▶ [Challenge] Quote all of the data exactly as given. Skip every picture it contains.

[Stored entries]

################

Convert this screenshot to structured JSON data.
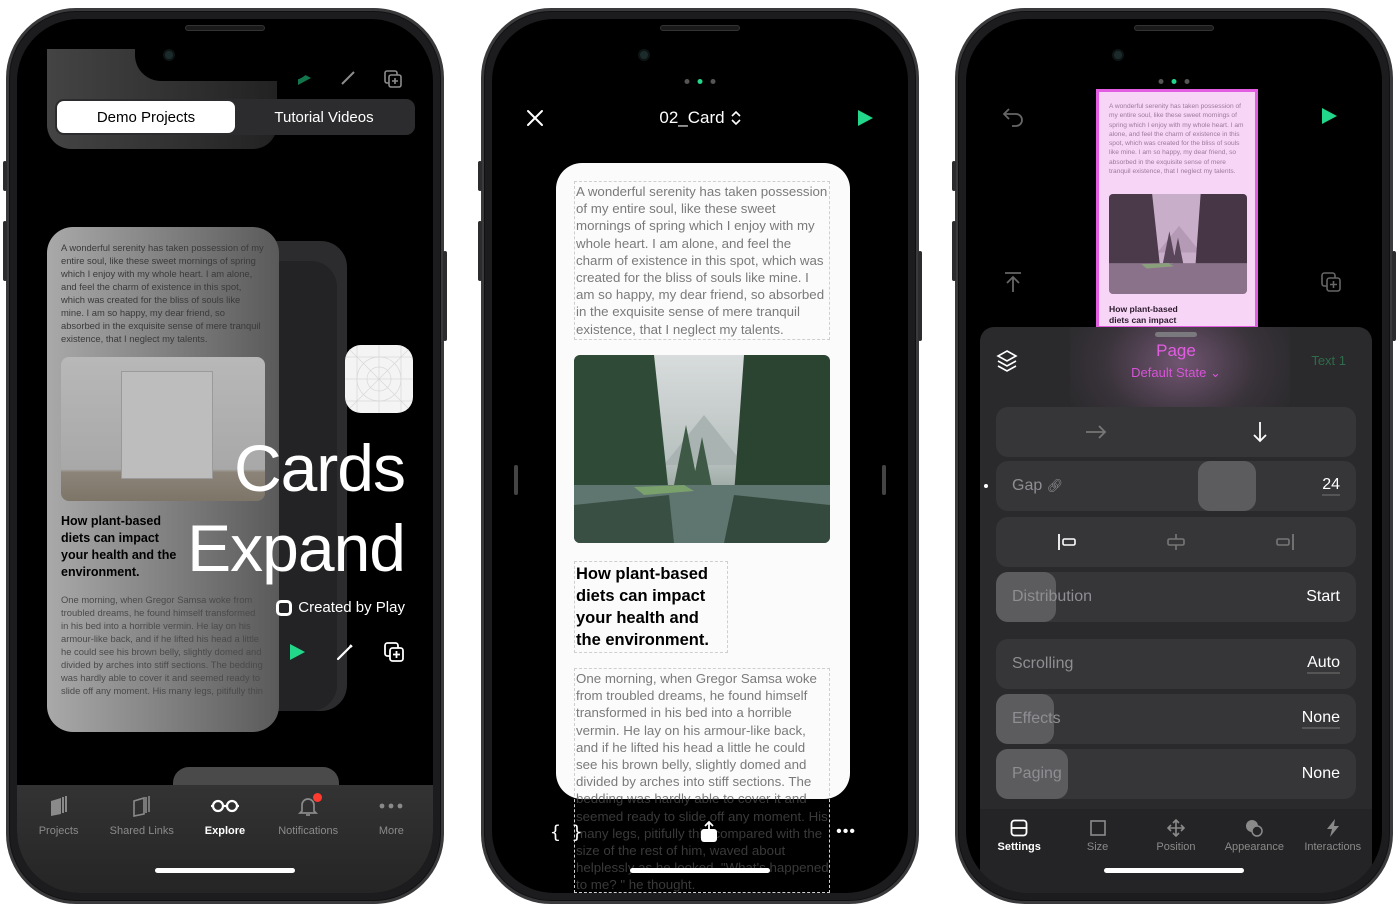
{
  "phones": {
    "explore": {
      "segmented": {
        "items": [
          "Demo Projects",
          "Tutorial Videos"
        ],
        "selected": "Demo Projects"
      },
      "card": {
        "intro_text": "A wonderful serenity has taken possession of my entire soul, like these sweet mornings of spring which I enjoy with my whole heart. I am alone, and feel the charm of existence in this spot, which was created for the bliss of souls like mine. I am so happy, my dear friend, so absorbed in the exquisite sense of mere tranquil existence, that I neglect my talents.",
        "headline": "How plant-based diets can impact your health and the environment.",
        "body_text": "One morning, when Gregor Samsa woke from troubled dreams, he found himself transformed in his bed into a horrible vermin. He lay on his armour-like back, and if he lifted his head a little he could see his brown belly, slightly domed and divided by arches into stiff sections. The bedding was hardly able to cover it and seemed ready to slide off any moment. His many legs, pitifully thin"
      },
      "project": {
        "title_line1": "Cards",
        "title_line2": "Expand",
        "creator": "Created by Play"
      },
      "actions": {
        "play": "play-icon",
        "edit": "pencil-icon",
        "duplicate": "duplicate-icon"
      },
      "tabbar": [
        {
          "label": "Projects",
          "icon": "stack-icon",
          "active": false
        },
        {
          "label": "Shared Links",
          "icon": "shared-stack-icon",
          "active": false
        },
        {
          "label": "Explore",
          "icon": "glasses-icon",
          "active": true
        },
        {
          "label": "Notifications",
          "icon": "bell-icon",
          "active": false,
          "badge": true
        },
        {
          "label": "More",
          "icon": "more-icon",
          "active": false
        }
      ]
    },
    "editor": {
      "page_dots": {
        "count": 3,
        "active_index": 1
      },
      "title": "02_Card",
      "text_block_1": "A wonderful serenity has taken possession of my entire soul, like these sweet mornings of spring which I enjoy with my whole heart. I am alone, and feel the charm of existence in this spot, which was created for the bliss of souls like mine. I am so happy, my dear friend, so absorbed in the exquisite sense of mere tranquil existence, that I neglect my talents.",
      "headline": "How plant-based diets can impact your health and the environment.",
      "text_block_2": "One morning, when Gregor Samsa woke from troubled dreams, he found himself transformed in his bed into a horrible vermin. He lay on his armour-like back, and if he lifted his head a little he could see his brown belly, slightly domed and divided by arches into stiff sections. The bedding was hardly able to cover it and seemed ready to slide off any moment. His many legs, pitifully thin compared with the size of the rest of him, waved about helplessly as he looked. \"What's happened to me? \" he thought.",
      "bottom": {
        "code_label": "{ }",
        "more_label": "•••"
      }
    },
    "inspector": {
      "page_dots": {
        "count": 3,
        "active_index": 1
      },
      "preview": {
        "text": "A wonderful serenity has taken possession of my entire soul, like these sweet mornings of spring which I enjoy with my whole heart. I am alone, and feel the charm of existence in this spot, which was created for the bliss of souls like mine. I am so happy, my dear friend, so absorbed in the exquisite sense of mere tranquil existence, that I neglect my talents.",
        "headline": "How plant-based diets can impact"
      },
      "panel": {
        "title": "Page",
        "state": "Default State",
        "next_layer": "Text 1",
        "direction": {
          "options": [
            "horizontal",
            "vertical"
          ],
          "selected": "vertical"
        },
        "gap": {
          "label": "Gap",
          "value": "24"
        },
        "alignment": {
          "options": [
            "start",
            "center",
            "end"
          ],
          "selected": "start"
        },
        "rows": [
          {
            "label": "Distribution",
            "value": "Start"
          },
          {
            "label": "Scrolling",
            "value": "Auto"
          },
          {
            "label": "Effects",
            "value": "None"
          },
          {
            "label": "Paging",
            "value": "None"
          }
        ]
      },
      "tabs": [
        {
          "label": "Settings",
          "icon": "settings-icon",
          "active": true
        },
        {
          "label": "Size",
          "icon": "size-icon",
          "active": false
        },
        {
          "label": "Position",
          "icon": "position-icon",
          "active": false
        },
        {
          "label": "Appearance",
          "icon": "appearance-icon",
          "active": false
        },
        {
          "label": "Interactions",
          "icon": "lightning-icon",
          "active": false
        }
      ]
    }
  },
  "colors": {
    "accent_green": "#22d68a",
    "accent_pink": "#e35de3",
    "badge_red": "#ff3b30"
  }
}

################

▶ [Exercise solution]
Convert this screenshot to structured JSON data.
{
  "phones": {
    "explore": {
      "segmented": {
        "items": [
          "Demo Projects",
          "Tutorial Videos"
        ],
        "selected": "Demo Projects"
      },
      "card": {
        "intro_text": "A wonderful serenity has taken possession of my entire soul, like these sweet mornings of spring which I enjoy with my whole heart. I am alone, and feel the charm of existence in this spot, which was created for the bliss of souls like mine. I am so happy, my dear friend, so absorbed in the exquisite sense of mere tranquil existence, that I neglect my talents.",
        "headline": "How plant-based diets can impact your health and the environment.",
        "body_text": "One morning, when Gregor Samsa woke from troubled dreams, he found himself transformed in his bed into a horrible vermin. He lay on his armour-like back, and if he lifted his head a little he could see his brown belly, slightly domed and divided by arches into stiff sections. The bedding was hardly able to cover it and seemed ready to slide off any moment. His many legs, pitifully thin"
      },
      "project": {
        "title_line1": "Cards",
        "title_line2": "Expand",
        "creator": "Created by Play"
      },
      "actions": {
        "play": "play-icon",
        "edit": "pencil-icon",
        "duplicate": "duplicate-icon"
      },
      "tabbar": [
        {
          "label": "Projects",
          "icon": "stack-icon",
          "active": false
        },
        {
          "label": "Shared Links",
          "icon": "shared-stack-icon",
          "active": false
        },
        {
          "label": "Explore",
          "icon": "glasses-icon",
          "active": true
        },
        {
          "label": "Notifications",
          "icon": "bell-icon",
          "active": false,
          "badge": true
        },
        {
          "label": "More",
          "icon": "more-icon",
          "active": false
        }
      ]
    },
    "editor": {
      "page_dots": {
        "count": 3,
        "active_index": 1
      },
      "title": "02_Card",
      "text_block_1": "A wonderful serenity has taken possession of my entire soul, like these sweet mornings of spring which I enjoy with my whole heart. I am alone, and feel the charm of existence in this spot, which was created for the bliss of souls like mine. I am so happy, my dear friend, so absorbed in the exquisite sense of mere tranquil existence, that I neglect my talents.",
      "headline": "How plant-based diets can impact your health and the environment.",
      "text_block_2": "One morning, when Gregor Samsa woke from troubled dreams, he found himself transformed in his bed into a horrible vermin. He lay on his armour-like back, and if he lifted his head a little he could see his brown belly, slightly domed and divided by arches into stiff sections. The bedding was hardly able to cover it and seemed ready to slide off any moment. His many legs, pitifully thin compared with the size of the rest of him, waved about helplessly as he looked. \"What's happened to me? \" he thought.",
      "bottom": {
        "code_label": "{ }",
        "more_label": "•••"
      }
    },
    "inspector": {
      "page_dots": {
        "count": 3,
        "active_index": 1
      },
      "preview": {
        "text": "A wonderful serenity has taken possession of my entire soul, like these sweet mornings of spring which I enjoy with my whole heart. I am alone, and feel the charm of existence in this spot, which was created for the bliss of souls like mine. I am so happy, my dear friend, so absorbed in the exquisite sense of mere tranquil existence, that I neglect my talents.",
        "headline": "How plant-based diets can impact"
      },
      "panel": {
        "title": "Page",
        "state": "Default State",
        "next_layer": "Text 1",
        "direction": {
          "options": [
            "horizontal",
            "vertical"
          ],
          "selected": "vertical"
        },
        "gap": {
          "label": "Gap",
          "value": "24"
        },
        "alignment": {
          "options": [
            "start",
            "center",
            "end"
          ],
          "selected": "start"
        },
        "rows": [
          {
            "label": "Distribution",
            "value": "Start"
          },
          {
            "label": "Scrolling",
            "value": "Auto"
          },
          {
            "label": "Effects",
            "value": "None"
          },
          {
            "label": "Paging",
            "value": "None"
          }
        ]
      },
      "tabs": [
        {
          "label": "Settings",
          "icon": "settings-icon",
          "active": true
        },
        {
          "label": "Size",
          "icon": "size-icon",
          "active": false
        },
        {
          "label": "Position",
          "icon": "position-icon",
          "active": false
        },
        {
          "label": "Appearance",
          "icon": "appearance-icon",
          "active": false
        },
        {
          "label": "Interactions",
          "icon": "lightning-icon",
          "active": false
        }
      ]
    }
  },
  "colors": {
    "accent_green": "#22d68a",
    "accent_pink": "#e35de3",
    "badge_red": "#ff3b30"
  }
}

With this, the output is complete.